→ Direction: Using the entries that follow, collect the lines where the word "ylabel" appears.

————————

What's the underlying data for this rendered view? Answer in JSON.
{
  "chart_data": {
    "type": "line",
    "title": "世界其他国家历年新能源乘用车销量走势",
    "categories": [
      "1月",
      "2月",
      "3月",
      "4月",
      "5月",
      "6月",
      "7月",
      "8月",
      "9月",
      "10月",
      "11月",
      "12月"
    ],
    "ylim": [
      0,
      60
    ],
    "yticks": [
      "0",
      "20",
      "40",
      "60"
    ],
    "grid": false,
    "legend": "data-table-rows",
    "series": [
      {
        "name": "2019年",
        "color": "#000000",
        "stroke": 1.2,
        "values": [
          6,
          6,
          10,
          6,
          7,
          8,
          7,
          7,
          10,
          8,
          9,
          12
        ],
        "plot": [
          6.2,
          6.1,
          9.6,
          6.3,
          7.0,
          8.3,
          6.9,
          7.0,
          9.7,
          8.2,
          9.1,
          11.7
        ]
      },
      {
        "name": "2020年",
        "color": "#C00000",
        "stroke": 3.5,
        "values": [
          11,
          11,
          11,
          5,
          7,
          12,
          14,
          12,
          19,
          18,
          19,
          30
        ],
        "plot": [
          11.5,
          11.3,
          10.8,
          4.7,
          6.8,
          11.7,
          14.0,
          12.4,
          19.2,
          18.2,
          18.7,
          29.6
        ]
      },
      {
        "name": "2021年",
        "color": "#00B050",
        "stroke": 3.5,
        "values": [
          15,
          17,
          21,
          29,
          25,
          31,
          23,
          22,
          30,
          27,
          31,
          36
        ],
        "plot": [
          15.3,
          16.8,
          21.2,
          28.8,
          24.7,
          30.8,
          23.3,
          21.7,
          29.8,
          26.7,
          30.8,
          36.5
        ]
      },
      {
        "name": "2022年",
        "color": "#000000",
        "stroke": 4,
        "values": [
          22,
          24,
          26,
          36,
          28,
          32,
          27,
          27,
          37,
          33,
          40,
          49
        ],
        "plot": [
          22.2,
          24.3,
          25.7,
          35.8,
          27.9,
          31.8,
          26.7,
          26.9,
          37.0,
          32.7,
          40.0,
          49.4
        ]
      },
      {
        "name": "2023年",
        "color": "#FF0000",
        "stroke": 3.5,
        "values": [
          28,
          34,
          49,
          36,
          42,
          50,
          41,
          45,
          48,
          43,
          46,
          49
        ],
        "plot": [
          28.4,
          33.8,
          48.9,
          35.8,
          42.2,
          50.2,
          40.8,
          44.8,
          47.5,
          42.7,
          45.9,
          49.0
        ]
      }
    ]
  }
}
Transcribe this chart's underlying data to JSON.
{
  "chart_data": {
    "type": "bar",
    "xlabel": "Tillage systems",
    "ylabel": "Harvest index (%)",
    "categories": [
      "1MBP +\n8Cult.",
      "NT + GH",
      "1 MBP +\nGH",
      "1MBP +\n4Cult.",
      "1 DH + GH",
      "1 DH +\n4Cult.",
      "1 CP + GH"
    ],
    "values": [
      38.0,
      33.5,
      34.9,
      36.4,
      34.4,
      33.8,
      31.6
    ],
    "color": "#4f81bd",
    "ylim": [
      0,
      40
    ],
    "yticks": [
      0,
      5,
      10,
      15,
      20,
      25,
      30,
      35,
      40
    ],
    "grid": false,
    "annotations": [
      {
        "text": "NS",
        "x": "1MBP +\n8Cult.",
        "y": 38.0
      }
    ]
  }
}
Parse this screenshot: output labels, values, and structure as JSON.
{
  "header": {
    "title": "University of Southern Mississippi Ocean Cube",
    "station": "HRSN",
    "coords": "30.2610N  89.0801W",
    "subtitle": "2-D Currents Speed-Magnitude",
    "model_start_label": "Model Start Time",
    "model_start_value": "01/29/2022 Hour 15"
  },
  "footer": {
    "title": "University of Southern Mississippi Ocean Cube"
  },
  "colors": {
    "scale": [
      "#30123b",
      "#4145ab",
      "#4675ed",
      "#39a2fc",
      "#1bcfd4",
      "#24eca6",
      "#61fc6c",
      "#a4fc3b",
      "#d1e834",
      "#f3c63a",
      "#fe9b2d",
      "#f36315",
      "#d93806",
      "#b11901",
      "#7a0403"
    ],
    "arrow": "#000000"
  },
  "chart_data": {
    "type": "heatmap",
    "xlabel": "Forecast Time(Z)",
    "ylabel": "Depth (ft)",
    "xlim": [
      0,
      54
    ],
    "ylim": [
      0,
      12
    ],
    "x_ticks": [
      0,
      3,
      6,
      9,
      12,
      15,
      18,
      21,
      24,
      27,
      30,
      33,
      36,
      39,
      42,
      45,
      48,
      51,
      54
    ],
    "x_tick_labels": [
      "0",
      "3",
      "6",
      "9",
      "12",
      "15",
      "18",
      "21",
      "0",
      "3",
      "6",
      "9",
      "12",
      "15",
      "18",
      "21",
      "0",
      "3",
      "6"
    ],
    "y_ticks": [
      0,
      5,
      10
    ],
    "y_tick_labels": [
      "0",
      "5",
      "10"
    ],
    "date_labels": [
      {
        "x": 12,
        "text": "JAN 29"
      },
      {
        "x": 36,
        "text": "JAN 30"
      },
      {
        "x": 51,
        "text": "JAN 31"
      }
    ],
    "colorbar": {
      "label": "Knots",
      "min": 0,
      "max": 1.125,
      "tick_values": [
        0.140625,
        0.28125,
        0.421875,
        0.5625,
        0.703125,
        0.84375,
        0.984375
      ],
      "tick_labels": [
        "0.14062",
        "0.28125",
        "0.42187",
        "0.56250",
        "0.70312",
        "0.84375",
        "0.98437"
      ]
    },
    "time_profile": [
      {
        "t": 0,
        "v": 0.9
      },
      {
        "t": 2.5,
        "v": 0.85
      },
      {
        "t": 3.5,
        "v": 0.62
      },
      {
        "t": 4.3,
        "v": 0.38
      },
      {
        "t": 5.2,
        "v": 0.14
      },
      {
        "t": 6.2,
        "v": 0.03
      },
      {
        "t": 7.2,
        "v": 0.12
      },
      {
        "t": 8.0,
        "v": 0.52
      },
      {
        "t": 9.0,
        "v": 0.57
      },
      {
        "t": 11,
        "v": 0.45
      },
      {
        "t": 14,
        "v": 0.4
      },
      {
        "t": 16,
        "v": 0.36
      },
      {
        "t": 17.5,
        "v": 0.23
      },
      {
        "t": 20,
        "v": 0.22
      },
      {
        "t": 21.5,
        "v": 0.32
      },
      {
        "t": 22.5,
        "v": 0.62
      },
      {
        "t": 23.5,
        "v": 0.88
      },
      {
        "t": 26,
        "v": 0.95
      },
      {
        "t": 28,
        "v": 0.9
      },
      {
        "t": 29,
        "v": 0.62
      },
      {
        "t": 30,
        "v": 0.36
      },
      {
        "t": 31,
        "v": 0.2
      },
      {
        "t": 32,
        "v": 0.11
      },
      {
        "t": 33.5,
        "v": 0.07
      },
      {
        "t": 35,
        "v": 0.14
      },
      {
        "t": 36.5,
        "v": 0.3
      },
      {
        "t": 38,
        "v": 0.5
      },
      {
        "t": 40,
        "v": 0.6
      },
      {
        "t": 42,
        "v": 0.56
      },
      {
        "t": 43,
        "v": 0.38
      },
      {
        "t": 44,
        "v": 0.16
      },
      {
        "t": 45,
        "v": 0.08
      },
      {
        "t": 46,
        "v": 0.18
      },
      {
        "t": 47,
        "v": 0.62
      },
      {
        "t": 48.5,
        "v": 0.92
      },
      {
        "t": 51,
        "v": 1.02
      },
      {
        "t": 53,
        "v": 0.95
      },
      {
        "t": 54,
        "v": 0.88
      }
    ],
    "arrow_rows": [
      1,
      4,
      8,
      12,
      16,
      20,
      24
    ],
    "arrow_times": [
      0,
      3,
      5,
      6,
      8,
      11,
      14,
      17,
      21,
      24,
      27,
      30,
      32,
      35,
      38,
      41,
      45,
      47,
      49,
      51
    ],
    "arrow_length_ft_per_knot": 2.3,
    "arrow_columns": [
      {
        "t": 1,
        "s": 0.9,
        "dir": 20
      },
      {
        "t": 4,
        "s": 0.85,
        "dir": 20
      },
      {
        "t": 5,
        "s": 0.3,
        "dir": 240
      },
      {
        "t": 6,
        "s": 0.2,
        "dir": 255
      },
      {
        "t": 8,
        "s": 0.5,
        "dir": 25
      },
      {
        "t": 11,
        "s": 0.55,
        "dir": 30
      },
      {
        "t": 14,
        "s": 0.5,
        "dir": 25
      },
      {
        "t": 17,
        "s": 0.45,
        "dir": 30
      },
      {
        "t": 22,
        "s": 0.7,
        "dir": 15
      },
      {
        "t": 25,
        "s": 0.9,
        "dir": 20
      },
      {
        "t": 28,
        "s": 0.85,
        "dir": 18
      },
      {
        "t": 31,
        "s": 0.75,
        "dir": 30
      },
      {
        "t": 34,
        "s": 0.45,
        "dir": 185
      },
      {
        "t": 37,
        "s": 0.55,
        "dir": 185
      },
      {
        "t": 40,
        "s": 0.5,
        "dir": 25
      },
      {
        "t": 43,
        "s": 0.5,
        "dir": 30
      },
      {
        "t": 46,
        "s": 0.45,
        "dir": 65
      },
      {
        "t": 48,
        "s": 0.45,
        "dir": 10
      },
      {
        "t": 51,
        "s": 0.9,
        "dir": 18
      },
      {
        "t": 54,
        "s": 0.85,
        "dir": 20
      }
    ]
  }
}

————————

→ Result of this exercise:
    "ylabel": "Harvest index (%)",
    "ylabel": "Depth (ft)",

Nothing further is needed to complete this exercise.